• _Stated goal_
Images are excluded; otherwise, output every record exactly.

• _Listed entries_

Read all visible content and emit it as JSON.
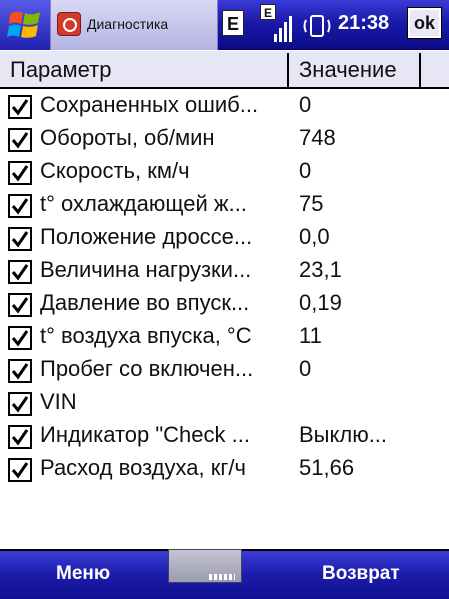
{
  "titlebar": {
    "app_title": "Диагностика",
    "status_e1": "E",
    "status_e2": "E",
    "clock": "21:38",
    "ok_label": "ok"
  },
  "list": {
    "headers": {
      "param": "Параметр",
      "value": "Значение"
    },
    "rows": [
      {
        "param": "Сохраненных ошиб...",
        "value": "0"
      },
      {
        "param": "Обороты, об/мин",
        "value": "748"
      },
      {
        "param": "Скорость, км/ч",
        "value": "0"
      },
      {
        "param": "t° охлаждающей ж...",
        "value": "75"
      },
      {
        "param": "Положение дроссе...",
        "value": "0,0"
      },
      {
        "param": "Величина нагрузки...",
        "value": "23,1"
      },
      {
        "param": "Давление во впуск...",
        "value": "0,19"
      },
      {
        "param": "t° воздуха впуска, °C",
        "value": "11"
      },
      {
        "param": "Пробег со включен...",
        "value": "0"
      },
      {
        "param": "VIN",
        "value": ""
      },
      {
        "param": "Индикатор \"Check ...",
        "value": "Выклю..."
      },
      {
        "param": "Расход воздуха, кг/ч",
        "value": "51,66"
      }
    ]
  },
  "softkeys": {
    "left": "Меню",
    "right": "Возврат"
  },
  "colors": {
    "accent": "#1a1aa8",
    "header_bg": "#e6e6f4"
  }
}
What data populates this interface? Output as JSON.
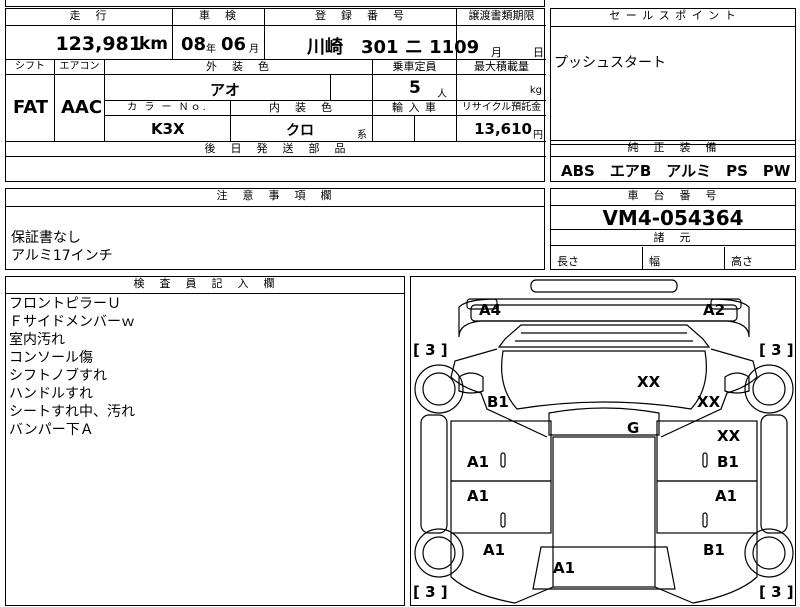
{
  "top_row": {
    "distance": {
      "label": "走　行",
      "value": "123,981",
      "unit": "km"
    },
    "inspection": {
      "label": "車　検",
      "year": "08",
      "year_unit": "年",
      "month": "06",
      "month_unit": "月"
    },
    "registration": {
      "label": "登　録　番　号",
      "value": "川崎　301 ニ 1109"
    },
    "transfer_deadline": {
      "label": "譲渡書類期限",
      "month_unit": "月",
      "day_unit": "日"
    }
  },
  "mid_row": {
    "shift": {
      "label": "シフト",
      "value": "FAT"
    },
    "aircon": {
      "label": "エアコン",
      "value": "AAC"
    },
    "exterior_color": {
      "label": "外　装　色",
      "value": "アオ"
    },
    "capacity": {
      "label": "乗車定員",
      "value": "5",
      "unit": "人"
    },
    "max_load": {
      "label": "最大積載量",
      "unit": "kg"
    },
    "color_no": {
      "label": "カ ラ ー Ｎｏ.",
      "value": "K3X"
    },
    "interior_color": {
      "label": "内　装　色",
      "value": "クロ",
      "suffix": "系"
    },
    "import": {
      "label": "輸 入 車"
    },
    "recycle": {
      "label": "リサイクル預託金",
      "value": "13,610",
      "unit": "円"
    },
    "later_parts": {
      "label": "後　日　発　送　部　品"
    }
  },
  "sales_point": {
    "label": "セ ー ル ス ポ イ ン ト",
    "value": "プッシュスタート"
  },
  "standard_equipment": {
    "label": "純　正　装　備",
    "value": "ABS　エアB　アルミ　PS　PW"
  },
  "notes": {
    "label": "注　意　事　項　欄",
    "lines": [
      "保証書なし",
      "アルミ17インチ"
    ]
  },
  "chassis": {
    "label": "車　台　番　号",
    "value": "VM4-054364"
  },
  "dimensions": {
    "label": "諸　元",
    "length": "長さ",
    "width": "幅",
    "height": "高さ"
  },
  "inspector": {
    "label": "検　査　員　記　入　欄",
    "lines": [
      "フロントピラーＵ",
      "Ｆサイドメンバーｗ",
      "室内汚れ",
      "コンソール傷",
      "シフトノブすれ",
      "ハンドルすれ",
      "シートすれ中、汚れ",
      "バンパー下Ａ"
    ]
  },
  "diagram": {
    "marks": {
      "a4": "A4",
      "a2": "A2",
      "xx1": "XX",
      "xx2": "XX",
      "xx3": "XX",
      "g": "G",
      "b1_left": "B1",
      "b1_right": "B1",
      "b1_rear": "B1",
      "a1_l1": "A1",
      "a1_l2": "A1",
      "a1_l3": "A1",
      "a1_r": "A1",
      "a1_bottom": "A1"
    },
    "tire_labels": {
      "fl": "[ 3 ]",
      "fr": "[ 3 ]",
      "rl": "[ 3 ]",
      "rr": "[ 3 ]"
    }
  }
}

• _Solution to the problem_
Read all visible content and emit it as JSON.
{
  "titlebar": {
    "app_title": "Диагностика",
    "status_e1": "E",
    "status_e2": "E",
    "clock": "21:38",
    "ok_label": "ok"
  },
  "list": {
    "headers": {
      "param": "Параметр",
      "value": "Значение"
    },
    "rows": [
      {
        "param": "Сохраненных ошиб...",
        "value": "0"
      },
      {
        "param": "Обороты, об/мин",
        "value": "748"
      },
      {
        "param": "Скорость, км/ч",
        "value": "0"
      },
      {
        "param": "t° охлаждающей ж...",
        "value": "75"
      },
      {
        "param": "Положение дроссе...",
        "value": "0,0"
      },
      {
        "param": "Величина нагрузки...",
        "value": "23,1"
      },
      {
        "param": "Давление во впуск...",
        "value": "0,19"
      },
      {
        "param": "t° воздуха впуска, °C",
        "value": "11"
      },
      {
        "param": "Пробег со включен...",
        "value": "0"
      },
      {
        "param": "VIN",
        "value": ""
      },
      {
        "param": "Индикатор \"Check ...",
        "value": "Выклю..."
      },
      {
        "param": "Расход воздуха, кг/ч",
        "value": "51,66"
      }
    ]
  },
  "softkeys": {
    "left": "Меню",
    "right": "Возврат"
  },
  "colors": {
    "accent": "#1a1aa8",
    "header_bg": "#e6e6f4"
  }
}
What data populates this interface? Output as JSON.
{
  "top_row": {
    "distance": {
      "label": "走　行",
      "value": "123,981",
      "unit": "km"
    },
    "inspection": {
      "label": "車　検",
      "year": "08",
      "year_unit": "年",
      "month": "06",
      "month_unit": "月"
    },
    "registration": {
      "label": "登　録　番　号",
      "value": "川崎　301 ニ 1109"
    },
    "transfer_deadline": {
      "label": "譲渡書類期限",
      "month_unit": "月",
      "day_unit": "日"
    }
  },
  "mid_row": {
    "shift": {
      "label": "シフト",
      "value": "FAT"
    },
    "aircon": {
      "label": "エアコン",
      "value": "AAC"
    },
    "exterior_color": {
      "label": "外　装　色",
      "value": "アオ"
    },
    "capacity": {
      "label": "乗車定員",
      "value": "5",
      "unit": "人"
    },
    "max_load": {
      "label": "最大積載量",
      "unit": "kg"
    },
    "color_no": {
      "label": "カ ラ ー Ｎｏ.",
      "value": "K3X"
    },
    "interior_color": {
      "label": "内　装　色",
      "value": "クロ",
      "suffix": "系"
    },
    "import": {
      "label": "輸 入 車"
    },
    "recycle": {
      "label": "リサイクル預託金",
      "value": "13,610",
      "unit": "円"
    },
    "later_parts": {
      "label": "後　日　発　送　部　品"
    }
  },
  "sales_point": {
    "label": "セ ー ル ス ポ イ ン ト",
    "value": "プッシュスタート"
  },
  "standard_equipment": {
    "label": "純　正　装　備",
    "value": "ABS　エアB　アルミ　PS　PW"
  },
  "notes": {
    "label": "注　意　事　項　欄",
    "lines": [
      "保証書なし",
      "アルミ17インチ"
    ]
  },
  "chassis": {
    "label": "車　台　番　号",
    "value": "VM4-054364"
  },
  "dimensions": {
    "label": "諸　元",
    "length": "長さ",
    "width": "幅",
    "height": "高さ"
  },
  "inspector": {
    "label": "検　査　員　記　入　欄",
    "lines": [
      "フロントピラーＵ",
      "Ｆサイドメンバーｗ",
      "室内汚れ",
      "コンソール傷",
      "シフトノブすれ",
      "ハンドルすれ",
      "シートすれ中、汚れ",
      "バンパー下Ａ"
    ]
  },
  "diagram": {
    "marks": {
      "a4": "A4",
      "a2": "A2",
      "xx1": "XX",
      "xx2": "XX",
      "xx3": "XX",
      "g": "G",
      "b1_left": "B1",
      "b1_right": "B1",
      "b1_rear": "B1",
      "a1_l1": "A1",
      "a1_l2": "A1",
      "a1_l3": "A1",
      "a1_r": "A1",
      "a1_bottom": "A1"
    },
    "tire_labels": {
      "fl": "[ 3 ]",
      "fr": "[ 3 ]",
      "rl": "[ 3 ]",
      "rr": "[ 3 ]"
    }
  }
}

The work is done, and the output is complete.